_Task_: Without the pictures, give the entries below again exactly as written.

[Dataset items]

────────────────────

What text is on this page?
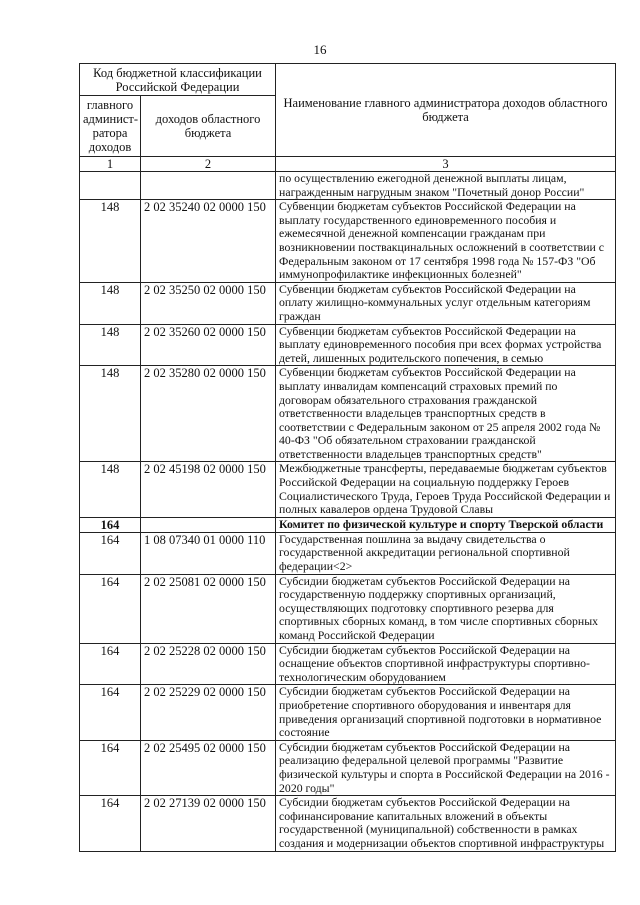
16
Код бюджетной классификации Российской Федерации		Наименование главного администратора доходов областного бюджета
главного админист-ратора доходов	доходов областного бюджета	
1	2	3
		по осуществлению ежегодной денежной выплаты лицам, награжденным нагрудным знаком "Почетный донор России"
148	2 02 35240 02 0000 150	Субвенции бюджетам субъектов Российской Федерации на выплату государственного единовременного пособия и ежемесячной денежной компенсации гражданам при возникновении поствакцинальных осложнений в соответствии с Федеральным законом от 17 сентября 1998 года № 157-ФЗ "Об иммунопрофилактике инфекционных болезней"
148	2 02 35250 02 0000 150	Субвенции бюджетам субъектов Российской Федерации на оплату жилищно-коммунальных услуг отдельным категориям граждан
148	2 02 35260 02 0000 150	Субвенции бюджетам субъектов Российской Федерации на выплату единовременного пособия при всех формах устройства детей, лишенных родительского попечения, в семью
148	2 02 35280 02 0000 150	Субвенции бюджетам субъектов Российской Федерации на выплату инвалидам компенсаций страховых премий по договорам обязательного страхования гражданской ответственности владельцев транспортных средств в соответствии с Федеральным законом от 25 апреля 2002 года № 40-ФЗ "Об обязательном страховании гражданской ответственности владельцев транспортных средств"
148	2 02 45198 02 0000 150	Межбюджетные трансферты, передаваемые бюджетам субъектов Российской Федерации на социальную поддержку Героев Социалистического Труда, Героев Труда Российской Федерации и полных кавалеров ордена Трудовой Славы
164		Комитет по физической культуре и спорту Тверской области
164	1 08 07340 01 0000 110	Государственная пошлина за выдачу свидетельства о государственной аккредитации региональной спортивной федерации<2>
164	2 02 25081 02 0000 150	Субсидии бюджетам субъектов Российской Федерации на государственную поддержку спортивных организаций, осуществляющих подготовку спортивного резерва для спортивных сборных команд, в том числе спортивных сборных команд Российской Федерации
164	2 02 25228 02 0000 150	Субсидии бюджетам субъектов Российской Федерации на оснащение объектов спортивной инфраструктуры спортивно-технологическим оборудованием
164	2 02 25229 02 0000 150	Субсидии бюджетам субъектов Российской Федерации на приобретение спортивного оборудования и инвентаря для приведения организаций спортивной подготовки в нормативное состояние
164	2 02 25495 02 0000 150	Субсидии бюджетам субъектов Российской Федерации на реализацию федеральной целевой программы "Развитие физической культуры и спорта в Российской Федерации на 2016 - 2020 годы"
164	2 02 27139 02 0000 150	Субсидии бюджетам субъектов Российской Федерации на софинансирование капитальных вложений в объекты государственной (муниципальной) собственности в рамках создания и модернизации объектов спортивной инфраструктуры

────────────────────

_Result of the task_:
What text is on this page?
16
Код бюджетной классификации Российской Федерации		Наименование главного администратора доходов областного бюджета
главного админист-ратора доходов	доходов областного бюджета	
1	2	3
		по осуществлению ежегодной денежной выплаты лицам, награжденным нагрудным знаком "Почетный донор России"
148	2 02 35240 02 0000 150	Субвенции бюджетам субъектов Российской Федерации на выплату государственного единовременного пособия и ежемесячной денежной компенсации гражданам при возникновении поствакцинальных осложнений в соответствии с Федеральным законом от 17 сентября 1998 года № 157-ФЗ "Об иммунопрофилактике инфекционных болезней"
148	2 02 35250 02 0000 150	Субвенции бюджетам субъектов Российской Федерации на оплату жилищно-коммунальных услуг отдельным категориям граждан
148	2 02 35260 02 0000 150	Субвенции бюджетам субъектов Российской Федерации на выплату единовременного пособия при всех формах устройства детей, лишенных родительского попечения, в семью
148	2 02 35280 02 0000 150	Субвенции бюджетам субъектов Российской Федерации на выплату инвалидам компенсаций страховых премий по договорам обязательного страхования гражданской ответственности владельцев транспортных средств в соответствии с Федеральным законом от 25 апреля 2002 года № 40-ФЗ "Об обязательном страховании гражданской ответственности владельцев транспортных средств"
148	2 02 45198 02 0000 150	Межбюджетные трансферты, передаваемые бюджетам субъектов Российской Федерации на социальную поддержку Героев Социалистического Труда, Героев Труда Российской Федерации и полных кавалеров ордена Трудовой Славы
164		Комитет по физической культуре и спорту Тверской области
164	1 08 07340 01 0000 110	Государственная пошлина за выдачу свидетельства о государственной аккредитации региональной спортивной федерации<2>
164	2 02 25081 02 0000 150	Субсидии бюджетам субъектов Российской Федерации на государственную поддержку спортивных организаций, осуществляющих подготовку спортивного резерва для спортивных сборных команд, в том числе спортивных сборных команд Российской Федерации
164	2 02 25228 02 0000 150	Субсидии бюджетам субъектов Российской Федерации на оснащение объектов спортивной инфраструктуры спортивно-технологическим оборудованием
164	2 02 25229 02 0000 150	Субсидии бюджетам субъектов Российской Федерации на приобретение спортивного оборудования и инвентаря для приведения организаций спортивной подготовки в нормативное состояние
164	2 02 25495 02 0000 150	Субсидии бюджетам субъектов Российской Федерации на реализацию федеральной целевой программы "Развитие физической культуры и спорта в Российской Федерации на 2016 - 2020 годы"
164	2 02 27139 02 0000 150	Субсидии бюджетам субъектов Российской Федерации на софинансирование капитальных вложений в объекты государственной (муниципальной) собственности в рамках создания и модернизации объектов спортивной инфраструктуры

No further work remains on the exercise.